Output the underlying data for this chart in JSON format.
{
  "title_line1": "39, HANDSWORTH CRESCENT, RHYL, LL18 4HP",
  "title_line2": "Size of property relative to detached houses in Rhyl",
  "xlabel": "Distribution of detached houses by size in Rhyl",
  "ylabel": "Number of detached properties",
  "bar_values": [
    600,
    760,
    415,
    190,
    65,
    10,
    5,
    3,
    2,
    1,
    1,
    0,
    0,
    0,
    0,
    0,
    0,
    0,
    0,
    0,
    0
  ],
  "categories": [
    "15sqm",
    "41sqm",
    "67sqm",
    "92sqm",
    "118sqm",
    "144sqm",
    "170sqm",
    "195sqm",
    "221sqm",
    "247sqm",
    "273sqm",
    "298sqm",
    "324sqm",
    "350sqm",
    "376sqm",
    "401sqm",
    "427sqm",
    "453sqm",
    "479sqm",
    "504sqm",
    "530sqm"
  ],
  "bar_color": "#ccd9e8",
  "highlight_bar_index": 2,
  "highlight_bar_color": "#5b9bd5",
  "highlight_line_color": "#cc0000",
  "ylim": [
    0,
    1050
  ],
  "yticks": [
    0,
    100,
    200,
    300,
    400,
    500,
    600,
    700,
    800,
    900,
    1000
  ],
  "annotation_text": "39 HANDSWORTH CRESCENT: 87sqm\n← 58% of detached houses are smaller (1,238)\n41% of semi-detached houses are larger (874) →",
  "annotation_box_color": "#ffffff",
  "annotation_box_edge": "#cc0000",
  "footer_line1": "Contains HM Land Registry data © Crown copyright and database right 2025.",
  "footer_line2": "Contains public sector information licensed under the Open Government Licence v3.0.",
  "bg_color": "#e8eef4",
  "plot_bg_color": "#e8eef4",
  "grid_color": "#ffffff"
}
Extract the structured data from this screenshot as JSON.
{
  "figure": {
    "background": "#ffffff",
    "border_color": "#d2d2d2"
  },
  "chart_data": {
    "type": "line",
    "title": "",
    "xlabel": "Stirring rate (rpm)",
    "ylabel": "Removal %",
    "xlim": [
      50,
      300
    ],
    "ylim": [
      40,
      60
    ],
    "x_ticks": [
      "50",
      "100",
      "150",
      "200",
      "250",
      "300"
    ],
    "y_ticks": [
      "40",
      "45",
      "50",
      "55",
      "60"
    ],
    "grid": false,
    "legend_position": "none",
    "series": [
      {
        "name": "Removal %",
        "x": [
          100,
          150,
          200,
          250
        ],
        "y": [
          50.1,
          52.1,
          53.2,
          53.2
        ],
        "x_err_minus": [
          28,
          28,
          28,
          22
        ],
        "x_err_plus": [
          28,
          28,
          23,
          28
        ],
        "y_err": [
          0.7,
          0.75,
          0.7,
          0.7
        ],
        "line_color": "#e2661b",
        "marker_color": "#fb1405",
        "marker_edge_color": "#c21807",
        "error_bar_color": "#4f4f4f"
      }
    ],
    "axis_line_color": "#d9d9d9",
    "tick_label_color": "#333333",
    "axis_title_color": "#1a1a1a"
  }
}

===

__Requirement__:
Only lines holding the string "this" are wanted; gather each one from the entries above.

__Finished answer__:
Output the underlying data for this chart in JSON format.
Extract the structured data from this screenshot as JSON.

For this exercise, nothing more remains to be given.